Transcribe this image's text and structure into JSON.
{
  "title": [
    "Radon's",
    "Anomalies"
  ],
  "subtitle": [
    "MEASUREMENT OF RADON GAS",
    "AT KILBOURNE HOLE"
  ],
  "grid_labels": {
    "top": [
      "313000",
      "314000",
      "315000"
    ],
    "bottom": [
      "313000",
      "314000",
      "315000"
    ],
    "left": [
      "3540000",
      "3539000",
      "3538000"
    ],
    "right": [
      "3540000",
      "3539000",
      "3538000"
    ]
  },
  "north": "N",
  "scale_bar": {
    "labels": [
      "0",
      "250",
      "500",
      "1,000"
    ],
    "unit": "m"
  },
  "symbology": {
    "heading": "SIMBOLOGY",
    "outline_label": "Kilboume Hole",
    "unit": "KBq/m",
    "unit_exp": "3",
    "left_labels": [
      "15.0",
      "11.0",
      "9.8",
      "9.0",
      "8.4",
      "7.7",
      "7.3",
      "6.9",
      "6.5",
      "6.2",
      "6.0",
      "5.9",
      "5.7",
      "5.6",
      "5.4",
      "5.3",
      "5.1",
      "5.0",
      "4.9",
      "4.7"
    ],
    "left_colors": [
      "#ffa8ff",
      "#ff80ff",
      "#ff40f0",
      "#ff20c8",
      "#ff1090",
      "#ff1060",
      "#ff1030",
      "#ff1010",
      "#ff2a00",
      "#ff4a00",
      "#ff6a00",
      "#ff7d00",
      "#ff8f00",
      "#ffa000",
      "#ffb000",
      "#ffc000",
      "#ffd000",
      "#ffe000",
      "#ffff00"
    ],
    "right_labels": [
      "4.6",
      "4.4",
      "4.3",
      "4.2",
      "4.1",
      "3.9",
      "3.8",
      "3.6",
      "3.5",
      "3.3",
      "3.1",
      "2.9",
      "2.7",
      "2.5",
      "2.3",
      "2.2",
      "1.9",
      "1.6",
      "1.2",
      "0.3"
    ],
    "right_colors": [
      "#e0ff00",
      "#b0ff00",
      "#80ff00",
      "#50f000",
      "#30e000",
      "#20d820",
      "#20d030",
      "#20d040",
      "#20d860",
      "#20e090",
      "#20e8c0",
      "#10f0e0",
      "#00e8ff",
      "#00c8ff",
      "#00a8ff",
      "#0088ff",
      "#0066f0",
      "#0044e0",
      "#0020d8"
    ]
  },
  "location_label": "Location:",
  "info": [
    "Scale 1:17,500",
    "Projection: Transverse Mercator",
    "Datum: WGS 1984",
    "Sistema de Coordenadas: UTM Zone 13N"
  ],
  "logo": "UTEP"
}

════════

◆ Short exercise ◆
Reproduce every entry shown above, precisely as it stands.

◆ Exercise output ◆
Transcribe this image's text and structure into JSON.
{
  "title": [
    "Radon's",
    "Anomalies"
  ],
  "subtitle": [
    "MEASUREMENT OF RADON GAS",
    "AT KILBOURNE HOLE"
  ],
  "grid_labels": {
    "top": [
      "313000",
      "314000",
      "315000"
    ],
    "bottom": [
      "313000",
      "314000",
      "315000"
    ],
    "left": [
      "3540000",
      "3539000",
      "3538000"
    ],
    "right": [
      "3540000",
      "3539000",
      "3538000"
    ]
  },
  "north": "N",
  "scale_bar": {
    "labels": [
      "0",
      "250",
      "500",
      "1,000"
    ],
    "unit": "m"
  },
  "symbology": {
    "heading": "SIMBOLOGY",
    "outline_label": "Kilboume Hole",
    "unit": "KBq/m",
    "unit_exp": "3",
    "left_labels": [
      "15.0",
      "11.0",
      "9.8",
      "9.0",
      "8.4",
      "7.7",
      "7.3",
      "6.9",
      "6.5",
      "6.2",
      "6.0",
      "5.9",
      "5.7",
      "5.6",
      "5.4",
      "5.3",
      "5.1",
      "5.0",
      "4.9",
      "4.7"
    ],
    "left_colors": [
      "#ffa8ff",
      "#ff80ff",
      "#ff40f0",
      "#ff20c8",
      "#ff1090",
      "#ff1060",
      "#ff1030",
      "#ff1010",
      "#ff2a00",
      "#ff4a00",
      "#ff6a00",
      "#ff7d00",
      "#ff8f00",
      "#ffa000",
      "#ffb000",
      "#ffc000",
      "#ffd000",
      "#ffe000",
      "#ffff00"
    ],
    "right_labels": [
      "4.6",
      "4.4",
      "4.3",
      "4.2",
      "4.1",
      "3.9",
      "3.8",
      "3.6",
      "3.5",
      "3.3",
      "3.1",
      "2.9",
      "2.7",
      "2.5",
      "2.3",
      "2.2",
      "1.9",
      "1.6",
      "1.2",
      "0.3"
    ],
    "right_colors": [
      "#e0ff00",
      "#b0ff00",
      "#80ff00",
      "#50f000",
      "#30e000",
      "#20d820",
      "#20d030",
      "#20d040",
      "#20d860",
      "#20e090",
      "#20e8c0",
      "#10f0e0",
      "#00e8ff",
      "#00c8ff",
      "#00a8ff",
      "#0088ff",
      "#0066f0",
      "#0044e0",
      "#0020d8"
    ]
  },
  "location_label": "Location:",
  "info": [
    "Scale 1:17,500",
    "Projection: Transverse Mercator",
    "Datum: WGS 1984",
    "Sistema de Coordenadas: UTM Zone 13N"
  ],
  "logo": "UTEP"
}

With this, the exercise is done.